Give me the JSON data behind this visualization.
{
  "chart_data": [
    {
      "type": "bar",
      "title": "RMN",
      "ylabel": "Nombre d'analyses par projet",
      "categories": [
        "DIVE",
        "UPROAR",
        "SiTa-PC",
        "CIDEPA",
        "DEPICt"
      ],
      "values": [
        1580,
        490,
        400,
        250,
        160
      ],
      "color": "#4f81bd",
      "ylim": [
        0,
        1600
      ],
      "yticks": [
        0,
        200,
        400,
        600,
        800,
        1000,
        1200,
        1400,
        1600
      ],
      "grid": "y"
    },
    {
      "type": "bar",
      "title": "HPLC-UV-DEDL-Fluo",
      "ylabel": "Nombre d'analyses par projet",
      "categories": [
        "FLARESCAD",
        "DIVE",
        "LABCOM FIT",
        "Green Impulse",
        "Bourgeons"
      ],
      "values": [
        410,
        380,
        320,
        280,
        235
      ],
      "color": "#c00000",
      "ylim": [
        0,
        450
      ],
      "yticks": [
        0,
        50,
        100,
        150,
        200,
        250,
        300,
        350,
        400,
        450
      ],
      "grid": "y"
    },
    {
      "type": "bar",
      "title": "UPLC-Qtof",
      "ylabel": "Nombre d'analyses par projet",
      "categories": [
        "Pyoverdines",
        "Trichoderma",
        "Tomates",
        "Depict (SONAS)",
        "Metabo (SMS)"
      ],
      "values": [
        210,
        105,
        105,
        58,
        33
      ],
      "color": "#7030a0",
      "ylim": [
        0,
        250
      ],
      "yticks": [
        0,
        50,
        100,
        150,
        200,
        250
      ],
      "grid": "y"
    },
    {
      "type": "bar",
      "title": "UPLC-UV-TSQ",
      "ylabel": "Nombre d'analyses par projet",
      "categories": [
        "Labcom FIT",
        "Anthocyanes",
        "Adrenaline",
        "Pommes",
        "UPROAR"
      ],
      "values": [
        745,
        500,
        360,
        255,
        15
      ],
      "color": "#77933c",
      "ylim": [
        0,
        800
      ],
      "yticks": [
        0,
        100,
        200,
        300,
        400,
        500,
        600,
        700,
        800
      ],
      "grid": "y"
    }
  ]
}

------------------------------------

### [EXERCISE DESCRIPTION]
Go back to the listing above and please repeat it exactly.

### [FULL OUTPUT]
Give me the JSON data behind this visualization.
{
  "chart_data": [
    {
      "type": "bar",
      "title": "RMN",
      "ylabel": "Nombre d'analyses par projet",
      "categories": [
        "DIVE",
        "UPROAR",
        "SiTa-PC",
        "CIDEPA",
        "DEPICt"
      ],
      "values": [
        1580,
        490,
        400,
        250,
        160
      ],
      "color": "#4f81bd",
      "ylim": [
        0,
        1600
      ],
      "yticks": [
        0,
        200,
        400,
        600,
        800,
        1000,
        1200,
        1400,
        1600
      ],
      "grid": "y"
    },
    {
      "type": "bar",
      "title": "HPLC-UV-DEDL-Fluo",
      "ylabel": "Nombre d'analyses par projet",
      "categories": [
        "FLARESCAD",
        "DIVE",
        "LABCOM FIT",
        "Green Impulse",
        "Bourgeons"
      ],
      "values": [
        410,
        380,
        320,
        280,
        235
      ],
      "color": "#c00000",
      "ylim": [
        0,
        450
      ],
      "yticks": [
        0,
        50,
        100,
        150,
        200,
        250,
        300,
        350,
        400,
        450
      ],
      "grid": "y"
    },
    {
      "type": "bar",
      "title": "UPLC-Qtof",
      "ylabel": "Nombre d'analyses par projet",
      "categories": [
        "Pyoverdines",
        "Trichoderma",
        "Tomates",
        "Depict (SONAS)",
        "Metabo (SMS)"
      ],
      "values": [
        210,
        105,
        105,
        58,
        33
      ],
      "color": "#7030a0",
      "ylim": [
        0,
        250
      ],
      "yticks": [
        0,
        50,
        100,
        150,
        200,
        250
      ],
      "grid": "y"
    },
    {
      "type": "bar",
      "title": "UPLC-UV-TSQ",
      "ylabel": "Nombre d'analyses par projet",
      "categories": [
        "Labcom FIT",
        "Anthocyanes",
        "Adrenaline",
        "Pommes",
        "UPROAR"
      ],
      "values": [
        745,
        500,
        360,
        255,
        15
      ],
      "color": "#77933c",
      "ylim": [
        0,
        800
      ],
      "yticks": [
        0,
        100,
        200,
        300,
        400,
        500,
        600,
        700,
        800
      ],
      "grid": "y"
    }
  ]
}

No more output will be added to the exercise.